Excerto fornecido:
——
I am constantly trying to communicate something incommunicable, to explain something inexplicable, to tell about something I only feel in my bones and which can only be experienced in those bones.

Franz Kafka, carta a Milena Jesenska.

22 de fevereiro de 2015

Words and images run riot in my head, pursuing, flying, clashing, merging, endlessly. But beyond this tumult there is a great calm, and a great indifference, never really to be troubled by anything again.

Samuel Beckett, Malone Dies.
sentava-me agora a uma secretária com o meu computador em frente, começava a escrever sobre os meus pais e não saía de lá enquanto não tivesse terminado. comia quando me lembrasse da fome, deitava-me numa cama ou num colchão atrás da secretária para recuperar do sono, saía para caminhar quando alguma coisa me estivesse a bloquear para logo me arrepender e ter de voltar a correr para o computador, eu que odeio correr. o resultado, seria pouco ou seria muito? meia, uma página? cinco, cinquenta, quinhentas páginas? de quanto tempo precisava? de uma tarde, de um mês? um ano, dez? o que tenho para dizer sobre eles? agora sei, neste preciso momento sei, agora começava. agora a indiferença é irrisória. começava pelo fim.

21 de fevereiro de 2015

ora portanto: ando a ler ao meu sobrinho mais velho uma BD que reúne várias histórias de super heróis. hoje chegámos a uma onde aparece pela primeira vez a Mulher Maravilha. ela está num planeta qualquer cheio de gelo e aparece o Batman e o Robin. trocam umas piadas e entretanto ela diz: «bom, venham para dentro antes que gelem.», ao que o Robin diz entredentes para o Batman: «se continuares com essas roupas, vai ser difícil.» e o Batman retorque: «pensamentos puros Robin, mantém os pensamentos puros...».
neste ponto da história, ouvindo o silêncio do meu sobrinho, decidi parar e perguntei-lhe eu «a mulher maravilha é gira?», ao que o meu sobrinho respondeu «hum hum!» acompanhando a interjeição com um aceno de cabeça afirmativo. para minha surpresa, eis que continua (e aqui poderão efetivamente constatar que sim, ele sabe falar): «e aqui há outra! queres veres? (e começa a folhear as páginas, à procura de qualquer coisa no final do livro). eu já vi, está aqui. é a super girl.» decido ajudar. encontro uns desenhos de uma miúda de cabelo comprido loiro atado num rabo de cavalo, mini saia e copa 100b a voar. e pergunto: «gostas desta?» ele diz que sim. e novamente continua: «ela é que é a super menina. mesmo.» eu, que sou macaca e desconheço o que sejam os pensamentos puros de que o Batman estaria a falar, digo-lhe: «que giro, é loira como a mamã não é?». ele sorri. prometi ler mais amanhã e vim embora.
——
Linhas de dados:

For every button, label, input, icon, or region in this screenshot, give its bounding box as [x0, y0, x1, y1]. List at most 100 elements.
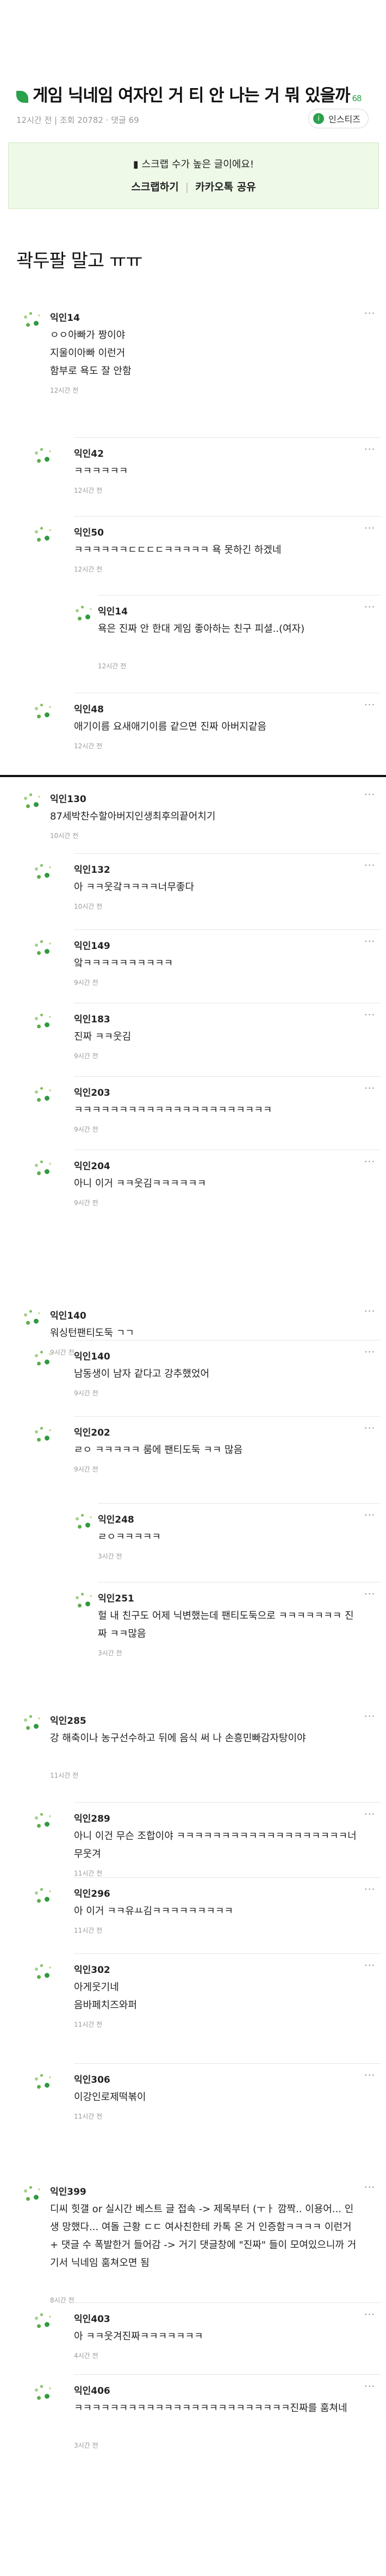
——
Conjunto de tarefas:
1. Segundo o excerto, porque é que quem narra interrompe a leitura da BD ao sobrinho? Responda em uma a três frases.
2. Responda a estas perguntas sobre o excerto, uma por linha:
(a) A quem é atribuída a citação de "Malone Dies"?
(b) Onde se deitaria quem narra para recuperar do sono?
(c) Como é descrito o planeta onde aparece a Mulher Maravilha?
3. Retranscreva do excerto, sem qualquer alteração, o trecho que vai de "22 de fevereiro" até "Beckett, Malone Dies.".

Respostas esperadas:
1. Quem narra interrompe a leitura porque, nesse ponto da história, ouve o silêncio do sobrinho. Decide então parar e pergunta-lhe se a Mulher Maravilha é gira.

2.
(a) A citação é atribuída a Samuel Beckett.
(b) Quem narra deitar-se-ia numa cama ou num colchão atrás da secretária.
(c) É um planeta qualquer cheio de gelo.

3.
22 de fevereiro de 2015

Words and images run riot in my head, pursuing, flying, clashing, merging, endlessly. But beyond this tumult there is a great calm, and a great indifference, never really to be troubled by anything again.

Samuel Beckett, Malone Dies.